Aim »
Determine the number of lines in these entries that hold the word "object". Give the number and nothing more.

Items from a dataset
-.-.-
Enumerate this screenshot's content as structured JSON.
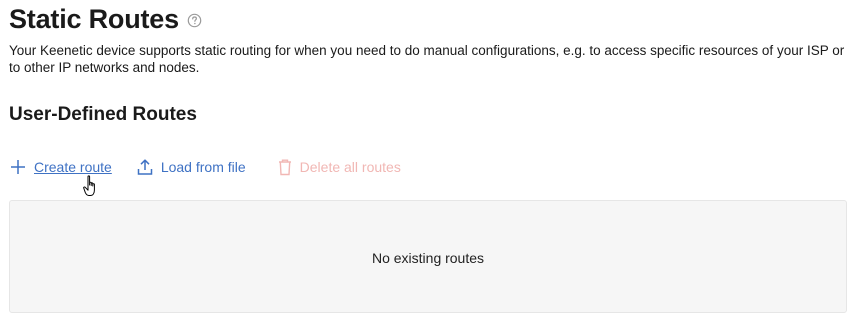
{
  "page": {
    "title": "Static Routes",
    "description": "Your Keenetic device supports static routing for when you need to do manual configurations, e.g. to access specific resources of your ISP or to other IP networks and nodes."
  },
  "section": {
    "title": "User-Defined Routes"
  },
  "toolbar": {
    "create_label": "Create route",
    "load_label": "Load from file",
    "delete_label": "Delete all routes"
  },
  "routes": {
    "empty_message": "No existing routes"
  },
  "colors": {
    "link": "#3f72c4",
    "disabled_danger": "#f1b7b4",
    "panel_bg": "#f6f6f6"
  },
  "icons": {
    "help": "help-icon",
    "create": "plus-icon",
    "load": "upload-icon",
    "delete": "trash-icon",
    "cursor": "hand-pointer-cursor"
  }
}
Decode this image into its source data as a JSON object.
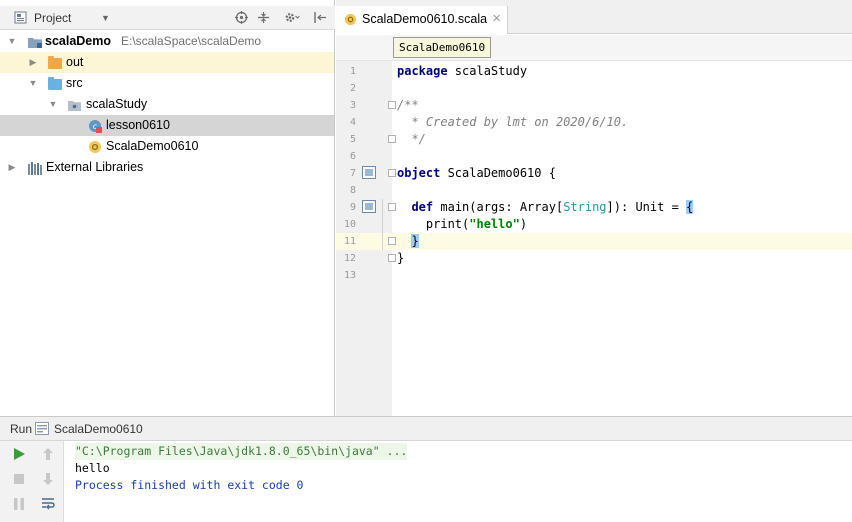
{
  "project_panel": {
    "title": "Project",
    "tree": [
      {
        "label": "scalaDemo",
        "path": "E:\\scalaSpace\\scalaDemo",
        "icon": "module-folder-icon"
      },
      {
        "label": "out",
        "icon": "folder-orange-icon"
      },
      {
        "label": "src",
        "icon": "folder-blue-icon"
      },
      {
        "label": "scalaStudy",
        "icon": "package-icon"
      },
      {
        "label": "lesson0610",
        "icon": "scala-class-icon"
      },
      {
        "label": "ScalaDemo0610",
        "icon": "scala-object-icon"
      },
      {
        "label": "External Libraries",
        "icon": "libraries-icon"
      }
    ]
  },
  "editor": {
    "tab_label": "ScalaDemo0610.scala",
    "tooltip": "ScalaDemo0610",
    "lines": [
      {
        "n": "1",
        "parts": [
          {
            "t": "package",
            "c": "kw"
          },
          {
            "t": " scalaStudy",
            "c": ""
          }
        ]
      },
      {
        "n": "2",
        "parts": []
      },
      {
        "n": "3",
        "parts": [
          {
            "t": "/**",
            "c": "cm"
          }
        ]
      },
      {
        "n": "4",
        "parts": [
          {
            "t": "  * Created by lmt on 2020/6/10.",
            "c": "cm"
          }
        ]
      },
      {
        "n": "5",
        "parts": [
          {
            "t": "  */",
            "c": "cm"
          }
        ]
      },
      {
        "n": "6",
        "parts": []
      },
      {
        "n": "7",
        "parts": [
          {
            "t": "object",
            "c": "kw"
          },
          {
            "t": " ScalaDemo0610 {",
            "c": ""
          }
        ]
      },
      {
        "n": "8",
        "parts": []
      },
      {
        "n": "9",
        "parts": [
          {
            "t": "  ",
            "c": ""
          },
          {
            "t": "def",
            "c": "kw"
          },
          {
            "t": " main(args: Array[",
            "c": ""
          },
          {
            "t": "String",
            "c": "tp"
          },
          {
            "t": "]): Unit = ",
            "c": ""
          },
          {
            "t": "{",
            "c": "brace-hl"
          }
        ]
      },
      {
        "n": "10",
        "parts": [
          {
            "t": "    print(",
            "c": ""
          },
          {
            "t": "\"hello\"",
            "c": "str"
          },
          {
            "t": ")",
            "c": ""
          }
        ]
      },
      {
        "n": "11",
        "parts": [
          {
            "t": "  ",
            "c": ""
          },
          {
            "t": "}",
            "c": "brace-hl"
          }
        ]
      },
      {
        "n": "12",
        "parts": [
          {
            "t": "}",
            "c": ""
          }
        ]
      },
      {
        "n": "13",
        "parts": []
      }
    ],
    "current_line": "11"
  },
  "run_panel": {
    "label": "Run",
    "config_name": "ScalaDemo0610",
    "console": [
      {
        "text": "\"C:\\Program Files\\Java\\jdk1.8.0_65\\bin\\java\" ...",
        "style": "cmd"
      },
      {
        "text": "hello",
        "style": "out"
      },
      {
        "text": "Process finished with exit code 0",
        "style": "sys"
      }
    ]
  },
  "colors": {
    "accent_green": "#3b9b3b",
    "folder_orange": "#f0a64a",
    "folder_blue": "#6cb0e0",
    "keyword": "#000080",
    "comment": "#808080",
    "string": "#008000"
  }
}
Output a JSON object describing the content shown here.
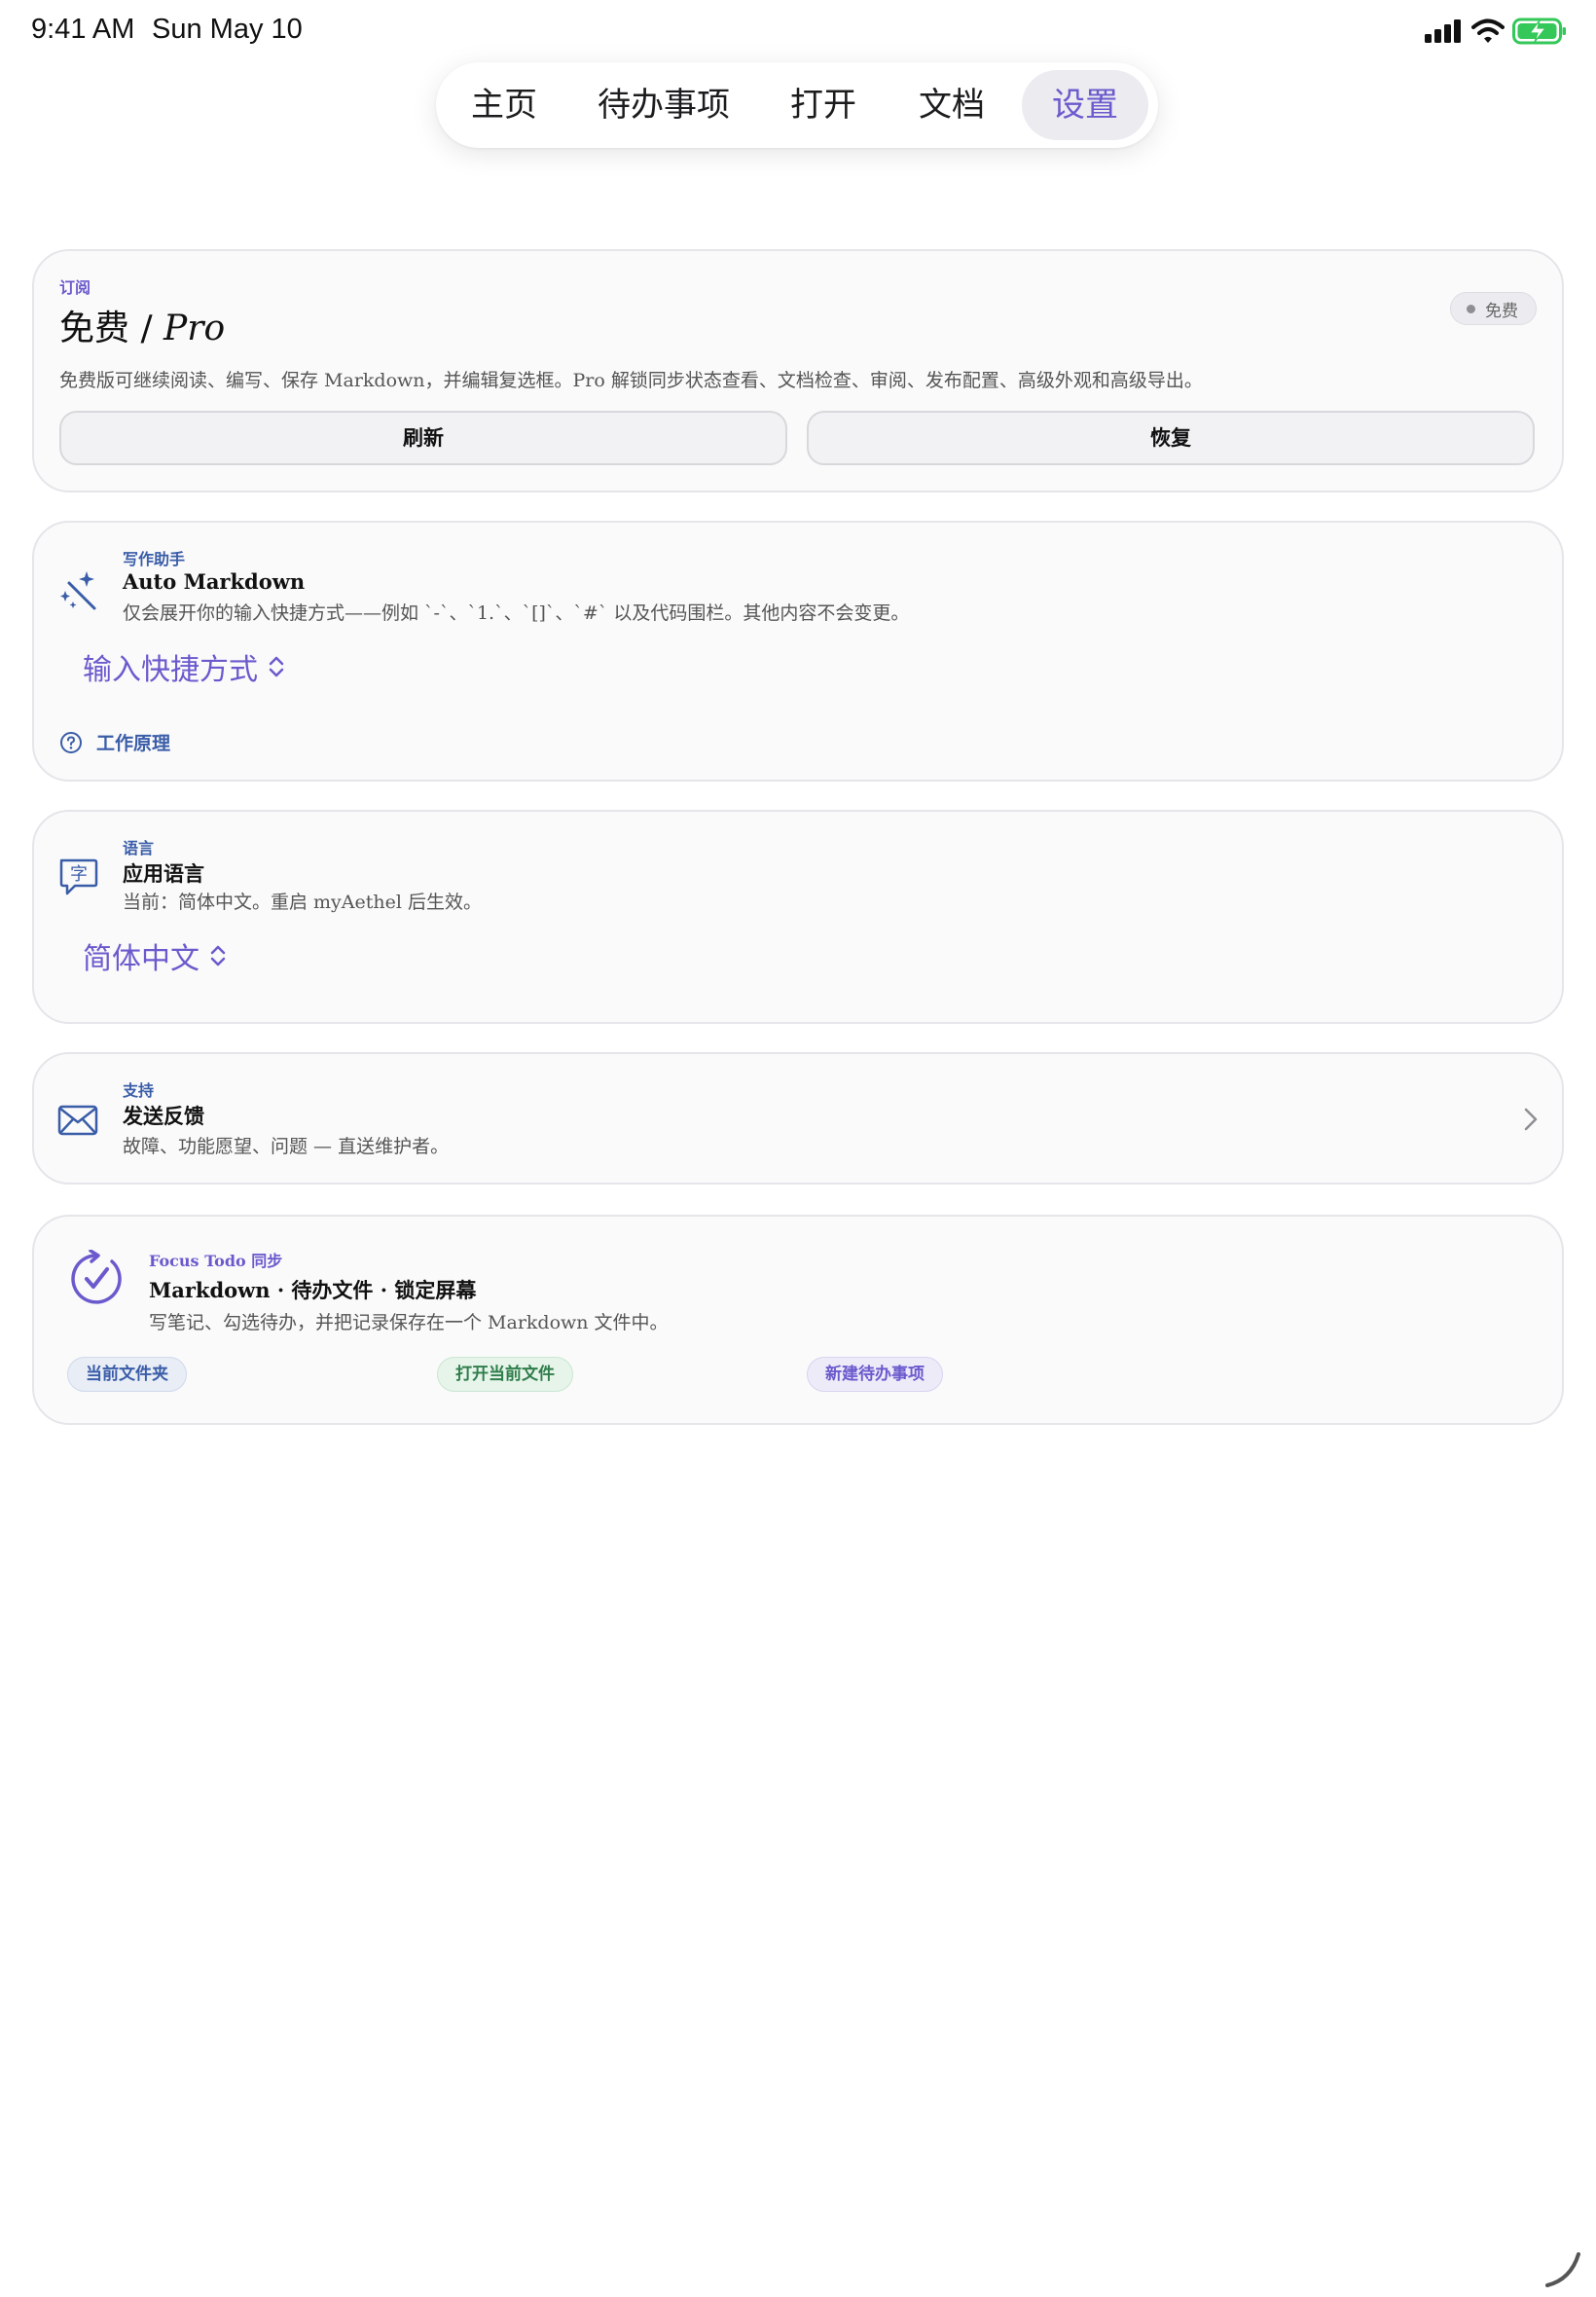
{
  "status_bar": {
    "time": "9:41 AM",
    "date": "Sun May 10"
  },
  "tabs": [
    {
      "label": "主页",
      "active": false
    },
    {
      "label": "待办事项",
      "active": false
    },
    {
      "label": "打开",
      "active": false
    },
    {
      "label": "文档",
      "active": false
    },
    {
      "label": "设置",
      "active": true
    }
  ],
  "subscription": {
    "eyebrow": "订阅",
    "title_main": "免费 / ",
    "title_pro": "Pro",
    "badge": "免费",
    "description": "免费版可继续阅读、编写、保存 Markdown，并编辑复选框。Pro 解锁同步状态查看、文档检查、审阅、发布配置、高级外观和高级导出。",
    "refresh_label": "刷新",
    "restore_label": "恢复"
  },
  "writing_assistant": {
    "eyebrow": "写作助手",
    "title": "Auto Markdown",
    "description": "仅会展开你的输入快捷方式——例如 `-`、`1.`、`[]`、`#` 以及代码围栏。其他内容不会变更。",
    "picker_value": "输入快捷方式",
    "help_link": "工作原理",
    "icon": "magic-wand-icon"
  },
  "language": {
    "eyebrow": "语言",
    "title": "应用语言",
    "description": "当前：简体中文。重启 myAethel 后生效。",
    "picker_value": "简体中文",
    "icon": "translate-bubble-icon"
  },
  "support": {
    "eyebrow": "支持",
    "title": "发送反馈",
    "description": "故障、功能愿望、问题 — 直送维护者。",
    "icon": "envelope-icon"
  },
  "focus_todo": {
    "eyebrow": "Focus Todo 同步",
    "title": "Markdown · 待办文件 · 锁定屏幕",
    "description": "写笔记、勾选待办，并把记录保存在一个 Markdown 文件中。",
    "chips": [
      "当前文件夹",
      "打开当前文件",
      "新建待办事项"
    ],
    "icon": "sync-check-icon"
  },
  "colors": {
    "accent": "#6a5acd",
    "link_blue": "#3a5da8",
    "battery_green": "#34c759"
  }
}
-.-.-
Solution for this problem »
4